### [EXERCISE PROMPT]
Write the material out again in full, exactly.

### [RECORDS SHOWN]
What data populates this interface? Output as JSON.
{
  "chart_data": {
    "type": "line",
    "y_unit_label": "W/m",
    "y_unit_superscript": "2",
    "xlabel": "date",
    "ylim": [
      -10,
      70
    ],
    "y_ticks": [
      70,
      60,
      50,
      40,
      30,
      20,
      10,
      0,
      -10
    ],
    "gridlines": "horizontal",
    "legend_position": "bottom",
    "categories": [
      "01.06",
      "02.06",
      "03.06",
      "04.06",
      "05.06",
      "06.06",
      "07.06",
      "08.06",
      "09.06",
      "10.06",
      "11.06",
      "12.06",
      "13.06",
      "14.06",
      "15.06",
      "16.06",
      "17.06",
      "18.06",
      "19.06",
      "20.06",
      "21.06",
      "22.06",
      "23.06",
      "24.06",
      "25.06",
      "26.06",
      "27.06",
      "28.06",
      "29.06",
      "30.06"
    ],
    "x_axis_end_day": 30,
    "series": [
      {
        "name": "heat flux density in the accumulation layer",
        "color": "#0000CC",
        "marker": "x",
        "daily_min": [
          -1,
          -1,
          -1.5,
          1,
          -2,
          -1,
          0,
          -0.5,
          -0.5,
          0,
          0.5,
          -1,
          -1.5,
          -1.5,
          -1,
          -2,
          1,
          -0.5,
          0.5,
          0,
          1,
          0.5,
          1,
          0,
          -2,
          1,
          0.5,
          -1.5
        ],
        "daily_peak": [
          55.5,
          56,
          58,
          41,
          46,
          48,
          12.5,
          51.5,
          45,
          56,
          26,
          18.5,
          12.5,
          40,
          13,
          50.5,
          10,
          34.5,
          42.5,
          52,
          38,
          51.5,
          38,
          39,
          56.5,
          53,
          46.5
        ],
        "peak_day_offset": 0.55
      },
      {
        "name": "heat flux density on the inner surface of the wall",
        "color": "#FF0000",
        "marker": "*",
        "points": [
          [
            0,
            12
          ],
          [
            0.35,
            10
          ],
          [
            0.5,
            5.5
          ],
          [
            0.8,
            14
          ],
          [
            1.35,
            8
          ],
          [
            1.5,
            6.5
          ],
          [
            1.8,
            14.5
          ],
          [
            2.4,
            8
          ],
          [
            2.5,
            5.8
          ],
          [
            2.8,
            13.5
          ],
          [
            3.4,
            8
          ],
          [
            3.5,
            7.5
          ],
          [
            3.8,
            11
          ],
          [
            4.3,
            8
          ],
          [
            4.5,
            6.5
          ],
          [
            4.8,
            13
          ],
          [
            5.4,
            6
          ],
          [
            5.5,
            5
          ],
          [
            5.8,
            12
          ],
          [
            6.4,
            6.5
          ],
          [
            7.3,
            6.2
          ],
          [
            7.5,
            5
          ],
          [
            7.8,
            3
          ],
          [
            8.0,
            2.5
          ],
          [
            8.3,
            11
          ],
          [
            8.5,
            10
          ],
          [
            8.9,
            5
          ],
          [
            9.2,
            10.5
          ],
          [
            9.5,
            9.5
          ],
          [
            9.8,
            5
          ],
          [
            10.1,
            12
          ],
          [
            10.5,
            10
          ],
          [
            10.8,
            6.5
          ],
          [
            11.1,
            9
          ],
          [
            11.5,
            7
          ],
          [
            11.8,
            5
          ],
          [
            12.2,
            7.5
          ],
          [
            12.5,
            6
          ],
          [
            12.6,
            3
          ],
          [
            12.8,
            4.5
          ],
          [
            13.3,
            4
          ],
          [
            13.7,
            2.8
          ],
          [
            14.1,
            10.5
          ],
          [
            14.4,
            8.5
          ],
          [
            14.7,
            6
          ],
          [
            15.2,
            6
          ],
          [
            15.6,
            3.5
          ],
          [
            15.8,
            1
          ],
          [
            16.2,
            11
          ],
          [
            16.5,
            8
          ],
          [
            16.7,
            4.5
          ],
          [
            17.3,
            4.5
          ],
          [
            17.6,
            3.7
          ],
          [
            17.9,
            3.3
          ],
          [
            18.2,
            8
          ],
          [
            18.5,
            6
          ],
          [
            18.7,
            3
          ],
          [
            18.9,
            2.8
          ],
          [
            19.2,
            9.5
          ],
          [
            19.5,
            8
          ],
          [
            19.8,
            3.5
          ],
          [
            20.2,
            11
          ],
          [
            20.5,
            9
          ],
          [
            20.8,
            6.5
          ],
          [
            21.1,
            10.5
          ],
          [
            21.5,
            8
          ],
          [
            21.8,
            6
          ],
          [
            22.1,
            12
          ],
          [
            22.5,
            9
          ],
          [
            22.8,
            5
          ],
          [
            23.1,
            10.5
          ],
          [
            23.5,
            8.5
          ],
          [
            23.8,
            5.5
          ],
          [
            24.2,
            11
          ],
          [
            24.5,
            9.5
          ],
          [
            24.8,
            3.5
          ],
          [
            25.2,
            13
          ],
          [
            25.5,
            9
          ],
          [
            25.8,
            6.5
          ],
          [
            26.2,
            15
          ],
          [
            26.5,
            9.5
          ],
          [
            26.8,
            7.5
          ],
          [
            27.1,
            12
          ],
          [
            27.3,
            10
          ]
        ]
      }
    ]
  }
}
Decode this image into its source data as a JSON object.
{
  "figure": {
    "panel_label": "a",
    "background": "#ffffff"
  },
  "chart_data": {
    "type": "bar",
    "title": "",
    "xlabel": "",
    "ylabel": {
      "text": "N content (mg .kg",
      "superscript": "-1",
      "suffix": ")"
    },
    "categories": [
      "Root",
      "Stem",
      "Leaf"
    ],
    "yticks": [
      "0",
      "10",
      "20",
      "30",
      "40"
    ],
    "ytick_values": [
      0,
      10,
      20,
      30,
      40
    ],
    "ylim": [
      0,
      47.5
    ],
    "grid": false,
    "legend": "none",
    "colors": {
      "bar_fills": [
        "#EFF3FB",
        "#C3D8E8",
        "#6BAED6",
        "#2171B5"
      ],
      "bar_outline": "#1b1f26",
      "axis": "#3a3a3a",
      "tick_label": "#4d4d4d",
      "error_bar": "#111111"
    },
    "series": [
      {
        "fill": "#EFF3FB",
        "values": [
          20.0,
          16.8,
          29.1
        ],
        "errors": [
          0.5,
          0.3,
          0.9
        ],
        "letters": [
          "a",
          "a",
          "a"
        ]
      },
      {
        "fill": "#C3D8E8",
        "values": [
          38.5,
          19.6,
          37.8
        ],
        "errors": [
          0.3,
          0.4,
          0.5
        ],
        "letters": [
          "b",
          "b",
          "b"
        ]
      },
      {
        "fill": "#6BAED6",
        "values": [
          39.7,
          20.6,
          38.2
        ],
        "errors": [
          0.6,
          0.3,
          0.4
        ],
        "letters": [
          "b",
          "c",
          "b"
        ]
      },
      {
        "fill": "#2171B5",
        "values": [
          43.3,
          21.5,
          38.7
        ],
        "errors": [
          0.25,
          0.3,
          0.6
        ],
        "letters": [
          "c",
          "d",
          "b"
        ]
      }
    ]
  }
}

### [WRITTEN RESPONSE]
What data populates this interface? Output as JSON.
{
  "chart_data": {
    "type": "line",
    "y_unit_label": "W/m",
    "y_unit_superscript": "2",
    "xlabel": "date",
    "ylim": [
      -10,
      70
    ],
    "y_ticks": [
      70,
      60,
      50,
      40,
      30,
      20,
      10,
      0,
      -10
    ],
    "gridlines": "horizontal",
    "legend_position": "bottom",
    "categories": [
      "01.06",
      "02.06",
      "03.06",
      "04.06",
      "05.06",
      "06.06",
      "07.06",
      "08.06",
      "09.06",
      "10.06",
      "11.06",
      "12.06",
      "13.06",
      "14.06",
      "15.06",
      "16.06",
      "17.06",
      "18.06",
      "19.06",
      "20.06",
      "21.06",
      "22.06",
      "23.06",
      "24.06",
      "25.06",
      "26.06",
      "27.06",
      "28.06",
      "29.06",
      "30.06"
    ],
    "x_axis_end_day": 30,
    "series": [
      {
        "name": "heat flux density in the accumulation layer",
        "color": "#0000CC",
        "marker": "x",
        "daily_min": [
          -1,
          -1,
          -1.5,
          1,
          -2,
          -1,
          0,
          -0.5,
          -0.5,
          0,
          0.5,
          -1,
          -1.5,
          -1.5,
          -1,
          -2,
          1,
          -0.5,
          0.5,
          0,
          1,
          0.5,
          1,
          0,
          -2,
          1,
          0.5,
          -1.5
        ],
        "daily_peak": [
          55.5,
          56,
          58,
          41,
          46,
          48,
          12.5,
          51.5,
          45,
          56,
          26,
          18.5,
          12.5,
          40,
          13,
          50.5,
          10,
          34.5,
          42.5,
          52,
          38,
          51.5,
          38,
          39,
          56.5,
          53,
          46.5
        ],
        "peak_day_offset": 0.55
      },
      {
        "name": "heat flux density on the inner surface of the wall",
        "color": "#FF0000",
        "marker": "*",
        "points": [
          [
            0,
            12
          ],
          [
            0.35,
            10
          ],
          [
            0.5,
            5.5
          ],
          [
            0.8,
            14
          ],
          [
            1.35,
            8
          ],
          [
            1.5,
            6.5
          ],
          [
            1.8,
            14.5
          ],
          [
            2.4,
            8
          ],
          [
            2.5,
            5.8
          ],
          [
            2.8,
            13.5
          ],
          [
            3.4,
            8
          ],
          [
            3.5,
            7.5
          ],
          [
            3.8,
            11
          ],
          [
            4.3,
            8
          ],
          [
            4.5,
            6.5
          ],
          [
            4.8,
            13
          ],
          [
            5.4,
            6
          ],
          [
            5.5,
            5
          ],
          [
            5.8,
            12
          ],
          [
            6.4,
            6.5
          ],
          [
            7.3,
            6.2
          ],
          [
            7.5,
            5
          ],
          [
            7.8,
            3
          ],
          [
            8.0,
            2.5
          ],
          [
            8.3,
            11
          ],
          [
            8.5,
            10
          ],
          [
            8.9,
            5
          ],
          [
            9.2,
            10.5
          ],
          [
            9.5,
            9.5
          ],
          [
            9.8,
            5
          ],
          [
            10.1,
            12
          ],
          [
            10.5,
            10
          ],
          [
            10.8,
            6.5
          ],
          [
            11.1,
            9
          ],
          [
            11.5,
            7
          ],
          [
            11.8,
            5
          ],
          [
            12.2,
            7.5
          ],
          [
            12.5,
            6
          ],
          [
            12.6,
            3
          ],
          [
            12.8,
            4.5
          ],
          [
            13.3,
            4
          ],
          [
            13.7,
            2.8
          ],
          [
            14.1,
            10.5
          ],
          [
            14.4,
            8.5
          ],
          [
            14.7,
            6
          ],
          [
            15.2,
            6
          ],
          [
            15.6,
            3.5
          ],
          [
            15.8,
            1
          ],
          [
            16.2,
            11
          ],
          [
            16.5,
            8
          ],
          [
            16.7,
            4.5
          ],
          [
            17.3,
            4.5
          ],
          [
            17.6,
            3.7
          ],
          [
            17.9,
            3.3
          ],
          [
            18.2,
            8
          ],
          [
            18.5,
            6
          ],
          [
            18.7,
            3
          ],
          [
            18.9,
            2.8
          ],
          [
            19.2,
            9.5
          ],
          [
            19.5,
            8
          ],
          [
            19.8,
            3.5
          ],
          [
            20.2,
            11
          ],
          [
            20.5,
            9
          ],
          [
            20.8,
            6.5
          ],
          [
            21.1,
            10.5
          ],
          [
            21.5,
            8
          ],
          [
            21.8,
            6
          ],
          [
            22.1,
            12
          ],
          [
            22.5,
            9
          ],
          [
            22.8,
            5
          ],
          [
            23.1,
            10.5
          ],
          [
            23.5,
            8.5
          ],
          [
            23.8,
            5.5
          ],
          [
            24.2,
            11
          ],
          [
            24.5,
            9.5
          ],
          [
            24.8,
            3.5
          ],
          [
            25.2,
            13
          ],
          [
            25.5,
            9
          ],
          [
            25.8,
            6.5
          ],
          [
            26.2,
            15
          ],
          [
            26.5,
            9.5
          ],
          [
            26.8,
            7.5
          ],
          [
            27.1,
            12
          ],
          [
            27.3,
            10
          ]
        ]
      }
    ]
  }
}
Decode this image into its source data as a JSON object.
{
  "figure": {
    "panel_label": "a",
    "background": "#ffffff"
  },
  "chart_data": {
    "type": "bar",
    "title": "",
    "xlabel": "",
    "ylabel": {
      "text": "N content (mg .kg",
      "superscript": "-1",
      "suffix": ")"
    },
    "categories": [
      "Root",
      "Stem",
      "Leaf"
    ],
    "yticks": [
      "0",
      "10",
      "20",
      "30",
      "40"
    ],
    "ytick_values": [
      0,
      10,
      20,
      30,
      40
    ],
    "ylim": [
      0,
      47.5
    ],
    "grid": false,
    "legend": "none",
    "colors": {
      "bar_fills": [
        "#EFF3FB",
        "#C3D8E8",
        "#6BAED6",
        "#2171B5"
      ],
      "bar_outline": "#1b1f26",
      "axis": "#3a3a3a",
      "tick_label": "#4d4d4d",
      "error_bar": "#111111"
    },
    "series": [
      {
        "fill": "#EFF3FB",
        "values": [
          20.0,
          16.8,
          29.1
        ],
        "errors": [
          0.5,
          0.3,
          0.9
        ],
        "letters": [
          "a",
          "a",
          "a"
        ]
      },
      {
        "fill": "#C3D8E8",
        "values": [
          38.5,
          19.6,
          37.8
        ],
        "errors": [
          0.3,
          0.4,
          0.5
        ],
        "letters": [
          "b",
          "b",
          "b"
        ]
      },
      {
        "fill": "#6BAED6",
        "values": [
          39.7,
          20.6,
          38.2
        ],
        "errors": [
          0.6,
          0.3,
          0.4
        ],
        "letters": [
          "b",
          "c",
          "b"
        ]
      },
      {
        "fill": "#2171B5",
        "values": [
          43.3,
          21.5,
          38.7
        ],
        "errors": [
          0.25,
          0.3,
          0.6
        ],
        "letters": [
          "c",
          "d",
          "b"
        ]
      }
    ]
  }
}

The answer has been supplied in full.